Begin Information provided

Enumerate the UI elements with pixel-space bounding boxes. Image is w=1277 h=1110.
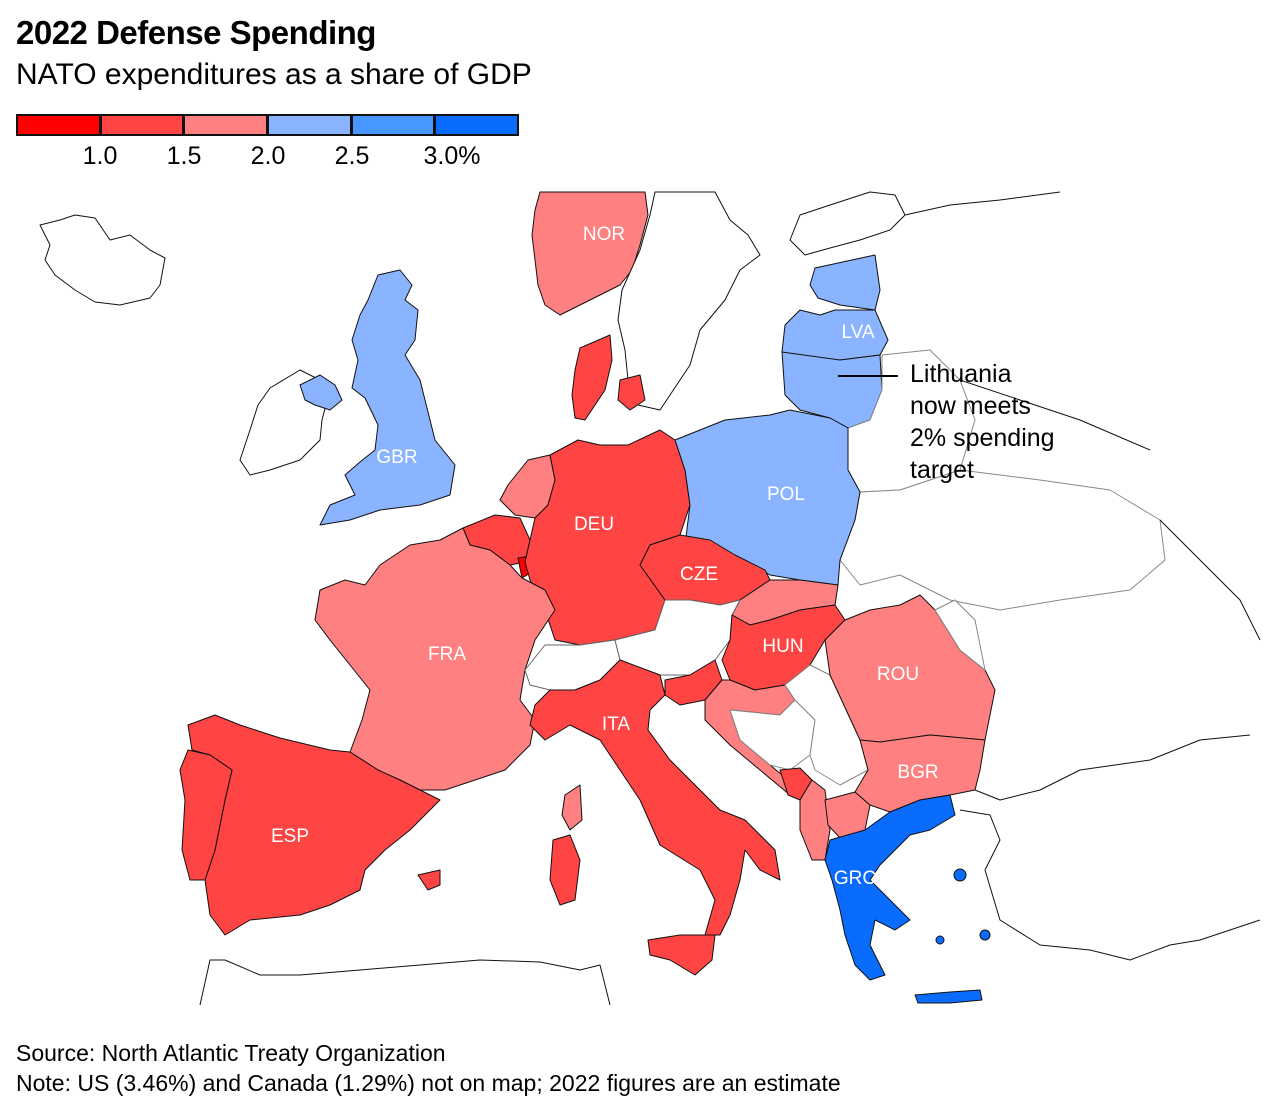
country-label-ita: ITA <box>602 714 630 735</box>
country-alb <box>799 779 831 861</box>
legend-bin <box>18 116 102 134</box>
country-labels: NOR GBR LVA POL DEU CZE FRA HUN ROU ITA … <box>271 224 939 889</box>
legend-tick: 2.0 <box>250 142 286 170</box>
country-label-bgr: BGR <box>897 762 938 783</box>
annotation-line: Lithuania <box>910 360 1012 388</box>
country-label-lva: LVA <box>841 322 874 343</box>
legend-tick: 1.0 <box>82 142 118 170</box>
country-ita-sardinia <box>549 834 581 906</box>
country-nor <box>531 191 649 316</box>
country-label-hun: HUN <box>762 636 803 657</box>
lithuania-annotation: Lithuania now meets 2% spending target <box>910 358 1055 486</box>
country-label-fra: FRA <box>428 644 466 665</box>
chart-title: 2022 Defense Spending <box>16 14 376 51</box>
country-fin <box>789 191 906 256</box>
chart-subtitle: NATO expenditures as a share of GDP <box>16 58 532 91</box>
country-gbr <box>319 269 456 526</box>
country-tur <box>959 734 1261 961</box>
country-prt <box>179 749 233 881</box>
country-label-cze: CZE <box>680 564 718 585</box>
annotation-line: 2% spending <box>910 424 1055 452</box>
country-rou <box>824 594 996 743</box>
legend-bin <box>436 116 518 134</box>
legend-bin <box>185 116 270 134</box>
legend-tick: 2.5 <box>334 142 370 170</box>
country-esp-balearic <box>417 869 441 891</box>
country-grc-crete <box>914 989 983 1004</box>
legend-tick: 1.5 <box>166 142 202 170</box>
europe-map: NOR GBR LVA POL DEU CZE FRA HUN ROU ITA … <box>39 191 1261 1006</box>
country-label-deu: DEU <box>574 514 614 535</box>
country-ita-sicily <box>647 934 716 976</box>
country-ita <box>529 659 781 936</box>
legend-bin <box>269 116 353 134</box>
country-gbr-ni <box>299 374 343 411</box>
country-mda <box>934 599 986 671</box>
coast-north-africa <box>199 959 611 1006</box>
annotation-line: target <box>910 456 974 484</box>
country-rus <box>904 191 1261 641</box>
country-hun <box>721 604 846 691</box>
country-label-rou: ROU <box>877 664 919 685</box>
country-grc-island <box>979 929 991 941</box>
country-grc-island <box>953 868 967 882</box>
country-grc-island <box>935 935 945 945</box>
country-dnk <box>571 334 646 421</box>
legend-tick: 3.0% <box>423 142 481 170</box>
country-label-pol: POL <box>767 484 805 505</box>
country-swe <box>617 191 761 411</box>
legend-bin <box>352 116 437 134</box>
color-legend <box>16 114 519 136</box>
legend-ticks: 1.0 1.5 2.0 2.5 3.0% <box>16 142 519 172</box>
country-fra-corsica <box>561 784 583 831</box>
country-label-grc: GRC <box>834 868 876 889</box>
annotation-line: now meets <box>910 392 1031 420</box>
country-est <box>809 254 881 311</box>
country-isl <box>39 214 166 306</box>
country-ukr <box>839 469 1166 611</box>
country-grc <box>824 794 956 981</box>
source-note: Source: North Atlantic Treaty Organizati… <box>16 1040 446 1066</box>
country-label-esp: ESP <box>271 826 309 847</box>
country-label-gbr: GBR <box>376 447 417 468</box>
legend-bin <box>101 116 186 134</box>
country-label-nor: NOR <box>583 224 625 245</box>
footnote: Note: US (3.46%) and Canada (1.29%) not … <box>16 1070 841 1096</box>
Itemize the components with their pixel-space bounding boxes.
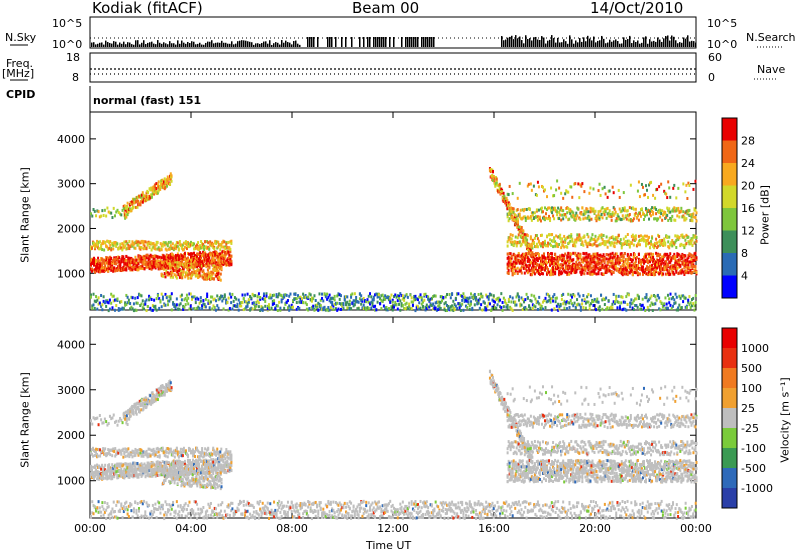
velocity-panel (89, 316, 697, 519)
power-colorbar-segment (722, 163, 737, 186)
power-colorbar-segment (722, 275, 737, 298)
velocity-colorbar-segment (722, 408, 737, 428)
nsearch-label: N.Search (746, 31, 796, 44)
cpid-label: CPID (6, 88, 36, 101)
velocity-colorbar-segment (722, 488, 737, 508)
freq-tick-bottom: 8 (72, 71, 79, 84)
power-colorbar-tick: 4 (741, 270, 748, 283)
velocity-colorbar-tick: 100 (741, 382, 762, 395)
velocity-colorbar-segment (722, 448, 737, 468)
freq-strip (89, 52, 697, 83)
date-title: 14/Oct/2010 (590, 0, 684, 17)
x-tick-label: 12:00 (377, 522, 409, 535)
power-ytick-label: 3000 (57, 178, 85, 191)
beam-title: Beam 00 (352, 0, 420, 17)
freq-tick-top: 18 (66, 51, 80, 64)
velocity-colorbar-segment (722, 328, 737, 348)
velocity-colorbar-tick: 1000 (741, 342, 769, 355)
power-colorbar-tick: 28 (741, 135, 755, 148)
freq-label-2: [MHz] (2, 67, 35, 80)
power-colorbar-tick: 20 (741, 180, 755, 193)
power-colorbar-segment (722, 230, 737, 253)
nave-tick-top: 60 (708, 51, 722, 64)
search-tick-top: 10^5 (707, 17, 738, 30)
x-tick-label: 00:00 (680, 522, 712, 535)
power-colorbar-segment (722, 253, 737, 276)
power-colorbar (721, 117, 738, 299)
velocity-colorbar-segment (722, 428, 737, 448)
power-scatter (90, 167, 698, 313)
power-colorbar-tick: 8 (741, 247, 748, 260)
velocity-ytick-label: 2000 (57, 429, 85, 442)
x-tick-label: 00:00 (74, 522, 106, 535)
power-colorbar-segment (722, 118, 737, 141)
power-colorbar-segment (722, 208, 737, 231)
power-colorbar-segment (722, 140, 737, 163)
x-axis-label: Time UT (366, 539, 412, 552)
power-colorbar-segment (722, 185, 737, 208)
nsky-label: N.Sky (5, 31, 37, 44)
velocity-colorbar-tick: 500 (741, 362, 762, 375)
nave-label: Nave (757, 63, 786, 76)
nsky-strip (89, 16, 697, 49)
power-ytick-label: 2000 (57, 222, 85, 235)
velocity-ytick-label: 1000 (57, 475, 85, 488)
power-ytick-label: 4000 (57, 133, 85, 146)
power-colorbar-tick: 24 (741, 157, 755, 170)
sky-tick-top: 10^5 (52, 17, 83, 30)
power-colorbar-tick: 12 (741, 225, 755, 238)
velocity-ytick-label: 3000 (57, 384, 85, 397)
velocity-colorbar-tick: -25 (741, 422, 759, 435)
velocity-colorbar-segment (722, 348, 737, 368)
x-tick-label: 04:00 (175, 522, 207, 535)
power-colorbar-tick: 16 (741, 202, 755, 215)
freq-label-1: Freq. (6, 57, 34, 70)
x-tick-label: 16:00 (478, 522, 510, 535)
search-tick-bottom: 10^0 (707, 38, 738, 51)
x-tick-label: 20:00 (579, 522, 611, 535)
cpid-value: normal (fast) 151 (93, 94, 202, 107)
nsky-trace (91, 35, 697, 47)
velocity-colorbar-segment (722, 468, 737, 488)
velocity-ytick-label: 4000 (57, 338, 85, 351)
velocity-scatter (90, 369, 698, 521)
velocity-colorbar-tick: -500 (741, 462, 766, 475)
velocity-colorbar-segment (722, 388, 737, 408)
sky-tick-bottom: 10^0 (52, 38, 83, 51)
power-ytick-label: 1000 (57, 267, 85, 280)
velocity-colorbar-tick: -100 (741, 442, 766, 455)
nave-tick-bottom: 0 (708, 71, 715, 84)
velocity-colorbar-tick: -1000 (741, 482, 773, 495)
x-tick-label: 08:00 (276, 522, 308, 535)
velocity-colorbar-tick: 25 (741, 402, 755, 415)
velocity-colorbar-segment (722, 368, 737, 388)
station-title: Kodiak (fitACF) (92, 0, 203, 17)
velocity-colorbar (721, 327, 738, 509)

End Information provided

- _To do_
Pull every line of the items above out word for word, leaving out the pictures.

- _Result of this task_
Enumerate the UI elements with pixel-space bounding boxes. Image is w=1277 h=1110.
country-label-ita: ITA <box>602 714 630 735</box>
country-alb <box>799 779 831 861</box>
legend-bin <box>18 116 102 134</box>
country-labels: NOR GBR LVA POL DEU CZE FRA HUN ROU ITA … <box>271 224 939 889</box>
legend-tick: 2.0 <box>250 142 286 170</box>
country-label-bgr: BGR <box>897 762 938 783</box>
annotation-line: Lithuania <box>910 360 1012 388</box>
country-label-lva: LVA <box>841 322 874 343</box>
legend-tick: 1.0 <box>82 142 118 170</box>
country-ita-sardinia <box>549 834 581 906</box>
country-nor <box>531 191 649 316</box>
country-label-hun: HUN <box>762 636 803 657</box>
lithuania-annotation: Lithuania now meets 2% spending target <box>910 358 1055 486</box>
country-label-fra: FRA <box>428 644 466 665</box>
chart-title: 2022 Defense Spending <box>16 14 376 51</box>
country-fin <box>789 191 906 256</box>
chart-subtitle: NATO expenditures as a share of GDP <box>16 58 532 91</box>
country-gbr <box>319 269 456 526</box>
country-tur <box>959 734 1261 961</box>
country-prt <box>179 749 233 881</box>
country-label-cze: CZE <box>680 564 718 585</box>
annotation-line: 2% spending <box>910 424 1055 452</box>
country-rou <box>824 594 996 743</box>
legend-bin <box>436 116 518 134</box>
legend-bin <box>185 116 270 134</box>
legend-tick: 2.5 <box>334 142 370 170</box>
country-esp-balearic <box>417 869 441 891</box>
country-grc-crete <box>914 989 983 1004</box>
legend-tick: 1.5 <box>166 142 202 170</box>
europe-map: NOR GBR LVA POL DEU CZE FRA HUN ROU ITA … <box>39 191 1261 1006</box>
country-label-deu: DEU <box>574 514 614 535</box>
country-ita-sicily <box>647 934 716 976</box>
country-ita <box>529 659 781 936</box>
legend-bin <box>269 116 353 134</box>
country-gbr-ni <box>299 374 343 411</box>
country-mda <box>934 599 986 671</box>
coast-north-africa <box>199 959 611 1006</box>
annotation-line: target <box>910 456 974 484</box>
country-rus <box>904 191 1261 641</box>
country-hun <box>721 604 846 691</box>
country-label-rou: ROU <box>877 664 919 685</box>
country-grc-island <box>979 929 991 941</box>
country-grc-island <box>953 868 967 882</box>
country-grc-island <box>935 935 945 945</box>
country-dnk <box>571 334 646 421</box>
legend-tick: 3.0% <box>423 142 481 170</box>
country-label-pol: POL <box>767 484 805 505</box>
country-swe <box>617 191 761 411</box>
legend-bin <box>352 116 437 134</box>
color-legend <box>16 114 519 136</box>
legend-ticks: 1.0 1.5 2.0 2.5 3.0% <box>16 142 519 172</box>
country-fra-corsica <box>561 784 583 831</box>
country-label-grc: GRC <box>834 868 876 889</box>
annotation-line: now meets <box>910 392 1031 420</box>
country-est <box>809 254 881 311</box>
country-isl <box>39 214 166 306</box>
country-ukr <box>839 469 1166 611</box>
country-grc <box>824 794 956 981</box>
source-note: Source: North Atlantic Treaty Organizati… <box>16 1040 446 1066</box>
country-label-esp: ESP <box>271 826 309 847</box>
country-label-gbr: GBR <box>376 447 417 468</box>
legend-bin <box>101 116 186 134</box>
country-label-nor: NOR <box>583 224 625 245</box>
footnote: Note: US (3.46%) and Canada (1.29%) not … <box>16 1070 841 1096</box>
Itemize the components with their pixel-space bounding boxes.
velocity-panel (89, 316, 697, 519)
power-colorbar-segment (722, 163, 737, 186)
power-colorbar-segment (722, 275, 737, 298)
velocity-colorbar-segment (722, 408, 737, 428)
nsearch-label: N.Search (746, 31, 796, 44)
cpid-label: CPID (6, 88, 36, 101)
velocity-colorbar-segment (722, 488, 737, 508)
freq-tick-bottom: 8 (72, 71, 79, 84)
power-colorbar-tick: 4 (741, 270, 748, 283)
velocity-colorbar-tick: 100 (741, 382, 762, 395)
velocity-colorbar-segment (722, 448, 737, 468)
freq-strip (89, 52, 697, 83)
date-title: 14/Oct/2010 (590, 0, 684, 17)
x-tick-label: 12:00 (377, 522, 409, 535)
power-ytick-label: 3000 (57, 178, 85, 191)
beam-title: Beam 00 (352, 0, 420, 17)
freq-tick-top: 18 (66, 51, 80, 64)
velocity-colorbar-segment (722, 328, 737, 348)
velocity-colorbar-tick: 1000 (741, 342, 769, 355)
power-colorbar-tick: 28 (741, 135, 755, 148)
freq-label-2: [MHz] (2, 67, 35, 80)
power-colorbar-tick: 20 (741, 180, 755, 193)
power-colorbar-segment (722, 230, 737, 253)
nave-tick-top: 60 (708, 51, 722, 64)
search-tick-top: 10^5 (707, 17, 738, 30)
x-tick-label: 00:00 (680, 522, 712, 535)
power-colorbar-segment (722, 253, 737, 276)
power-colorbar (721, 117, 738, 299)
velocity-colorbar-segment (722, 428, 737, 448)
power-scatter (90, 167, 698, 313)
power-colorbar-tick: 8 (741, 247, 748, 260)
velocity-ytick-label: 2000 (57, 429, 85, 442)
x-tick-label: 00:00 (74, 522, 106, 535)
power-colorbar-segment (722, 118, 737, 141)
power-colorbar-segment (722, 208, 737, 231)
power-colorbar-segment (722, 140, 737, 163)
x-axis-label: Time UT (366, 539, 412, 552)
power-colorbar-segment (722, 185, 737, 208)
nsky-label: N.Sky (5, 31, 37, 44)
velocity-colorbar-tick: 500 (741, 362, 762, 375)
nave-label: Nave (757, 63, 786, 76)
nsky-strip (89, 16, 697, 49)
power-ytick-label: 2000 (57, 222, 85, 235)
velocity-ytick-label: 1000 (57, 475, 85, 488)
power-ytick-label: 4000 (57, 133, 85, 146)
power-colorbar-tick: 24 (741, 157, 755, 170)
sky-tick-top: 10^5 (52, 17, 83, 30)
power-colorbar-tick: 12 (741, 225, 755, 238)
velocity-ytick-label: 3000 (57, 384, 85, 397)
velocity-colorbar-tick: -25 (741, 422, 759, 435)
velocity-colorbar-segment (722, 348, 737, 368)
x-tick-label: 04:00 (175, 522, 207, 535)
power-colorbar-tick: 16 (741, 202, 755, 215)
freq-label-1: Freq. (6, 57, 34, 70)
x-tick-label: 16:00 (478, 522, 510, 535)
search-tick-bottom: 10^0 (707, 38, 738, 51)
x-tick-label: 20:00 (579, 522, 611, 535)
cpid-value: normal (fast) 151 (93, 94, 202, 107)
nsky-trace (91, 35, 697, 47)
velocity-colorbar-segment (722, 468, 737, 488)
velocity-ytick-label: 4000 (57, 338, 85, 351)
velocity-scatter (90, 369, 698, 521)
velocity-colorbar-tick: -500 (741, 462, 766, 475)
velocity-colorbar-segment (722, 388, 737, 408)
sky-tick-bottom: 10^0 (52, 38, 83, 51)
power-ytick-label: 1000 (57, 267, 85, 280)
velocity-colorbar-tick: -100 (741, 442, 766, 455)
nave-tick-bottom: 0 (708, 71, 715, 84)
velocity-colorbar-tick: -1000 (741, 482, 773, 495)
x-tick-label: 08:00 (276, 522, 308, 535)
velocity-colorbar-tick: 25 (741, 402, 755, 415)
velocity-colorbar-segment (722, 368, 737, 388)
station-title: Kodiak (fitACF) (92, 0, 203, 17)
velocity-colorbar (721, 327, 738, 509)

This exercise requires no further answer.